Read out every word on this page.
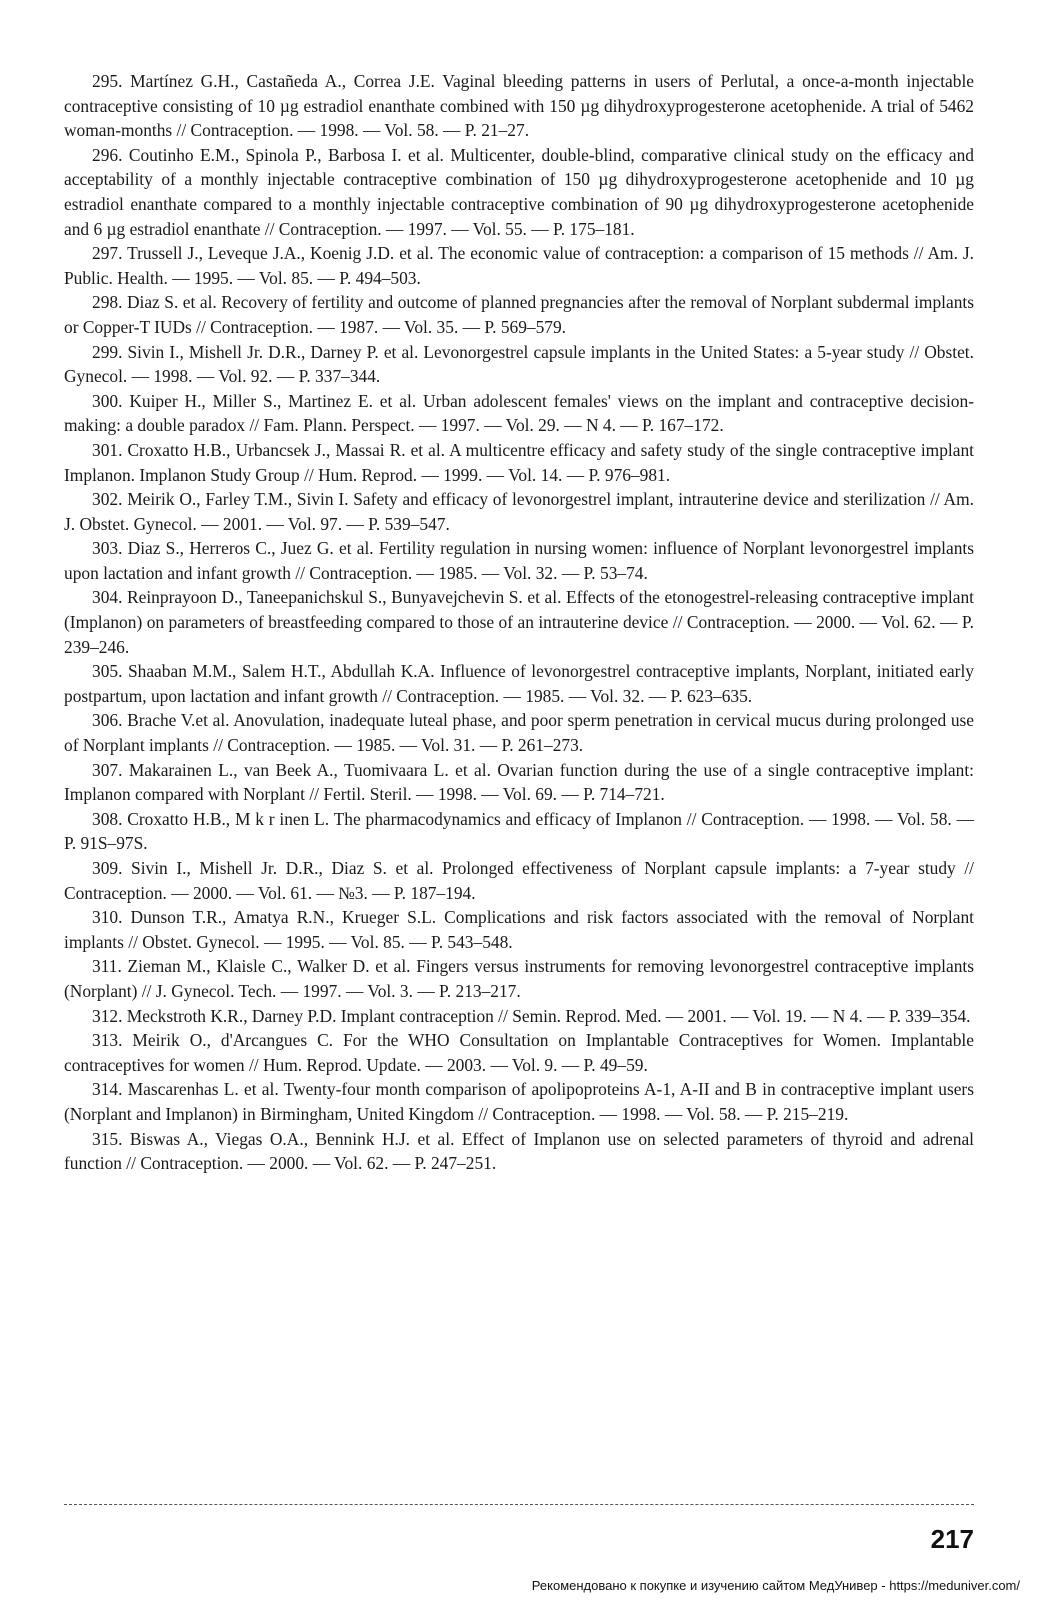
295. Martínez G.H., Castañeda A., Correa J.E. Vaginal bleeding patterns in users of Perlutal, a once-a-month injectable contraceptive consisting of 10 µg estradiol enanthate combined with 150 µg dihydroxyprogesterone acetophenide. A trial of 5462 woman-months // Contraception. — 1998. — Vol. 58. — P. 21–27.

296. Coutinho E.M., Spinola P., Barbosa I. et al. Multicenter, double-blind, comparative clinical study on the efficacy and acceptability of a monthly injectable contraceptive combination of 150 µg dihydroxyprogesterone acetophenide and 10 µg estradiol enanthate compared to a monthly injectable contraceptive combination of 90 µg dihydroxyprogesterone acetophenide and 6 µg estradiol enanthate // Contraception. — 1997. — Vol. 55. — P. 175–181.

297. Trussell J., Leveque J.A., Koenig J.D. et al. The economic value of contraception: a comparison of 15 methods // Am. J. Public. Health. — 1995. — Vol. 85. — P. 494–503.

298. Diaz S. et al. Recovery of fertility and outcome of planned pregnancies after the removal of Norplant subdermal implants or Copper-T IUDs // Contraception. — 1987. — Vol. 35. — P. 569–579.

299. Sivin I., Mishell Jr. D.R., Darney P. et al. Levonorgestrel capsule implants in the United States: a 5-year study // Obstet. Gynecol. — 1998. — Vol. 92. — P. 337–344.

300. Kuiper H., Miller S., Martinez E. et al. Urban adolescent females' views on the implant and contraceptive decision-making: a double paradox // Fam. Plann. Perspect. — 1997. — Vol. 29. — N 4. — P. 167–172.

301. Croxatto H.B., Urbancsek J., Massai R. et al. A multicentre efficacy and safety study of the single contraceptive implant Implanon. Implanon Study Group // Hum. Reprod. — 1999. — Vol. 14. — P. 976–981.

302. Meirik O., Farley T.M., Sivin I. Safety and efficacy of levonorgestrel implant, intrauterine device and sterilization // Am. J. Obstet. Gynecol. — 2001. — Vol. 97. — P. 539–547.

303. Diaz S., Herreros C., Juez G. et al. Fertility regulation in nursing women: influence of Norplant levonorgestrel implants upon lactation and infant growth // Contraception. — 1985. — Vol. 32. — P. 53–74.

304. Reinprayoon D., Taneepanichskul S., Bunyavejchevin S. et al. Effects of the etonogestrel-releasing contraceptive implant (Implanon) on parameters of breastfeeding compared to those of an intrauterine device // Contraception. — 2000. — Vol. 62. — P. 239–246.

305. Shaaban M.M., Salem H.T., Abdullah K.A. Influence of levonorgestrel contraceptive implants, Norplant, initiated early postpartum, upon lactation and infant growth // Contraception. — 1985. — Vol. 32. — P. 623–635.

306. Brache V.et al. Anovulation, inadequate luteal phase, and poor sperm penetration in cervical mucus during prolonged use of Norplant implants // Contraception. — 1985. — Vol. 31. — P. 261–273.

307. Makarainen L., van Beek A., Tuomivaara L. et al. Ovarian function during the use of a single contraceptive implant: Implanon compared with Norplant // Fertil. Steril. — 1998. — Vol. 69. — P. 714–721.

308. Croxatto H.B., M k r inen L. The pharmacodynamics and efficacy of Implanon // Contraception. — 1998. — Vol. 58. — P. 91S–97S.

309. Sivin I., Mishell Jr. D.R., Diaz S. et al. Prolonged effectiveness of Norplant capsule implants: a 7-year study // Contraception. — 2000. — Vol. 61. — №3. — P. 187–194.

310. Dunson T.R., Amatya R.N., Krueger S.L. Complications and risk factors associated with the removal of Norplant implants // Obstet. Gynecol. — 1995. — Vol. 85. — P. 543–548.

311. Zieman M., Klaisle C., Walker D. et al. Fingers versus instruments for removing levonorgestrel contraceptive implants (Norplant) // J. Gynecol. Tech. — 1997. — Vol. 3. — P. 213–217.

312. Meckstroth K.R., Darney P.D. Implant contraception // Semin. Reprod. Med. — 2001. — Vol. 19. — N 4. — P. 339–354.

313. Meirik O., d'Arcangues C. For the WHO Consultation on Implantable Contraceptives for Women. Implantable contraceptives for women // Hum. Reprod. Update. — 2003. — Vol. 9. — P. 49–59.

314. Mascarenhas L. et al. Twenty-four month comparison of apolipoproteins A-1, A-II and B in contraceptive implant users (Norplant and Implanon) in Birmingham, United Kingdom // Contraception. — 1998. — Vol. 58. — P. 215–219.

315. Biswas A., Viegas O.A., Bennink H.J. et al. Effect of Implanon use on selected parameters of thyroid and adrenal function // Contraception. — 2000. — Vol. 62. — P. 247–251.

217
Рекомендовано к покупке и изучению сайтом МедУнивер - https://meduniver.com/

- _WHAT THE EXERCISE ASKS_
Go through the records and gather the lines that hold "Mishell".

- _EXERCISE ANSWER_
299. Sivin I., Mishell Jr. D.R., Darney P. et al. Levonorgestrel capsule implants in the United States: a 5-year study // Obstet. Gynecol. — 1998. — Vol. 92. — P. 337–344.
309. Sivin I., Mishell Jr. D.R., Diaz S. et al. Prolonged effectiveness of Norplant capsule implants: a 7-year study // Contraception. — 2000. — Vol. 61. — №3. — P. 187–194.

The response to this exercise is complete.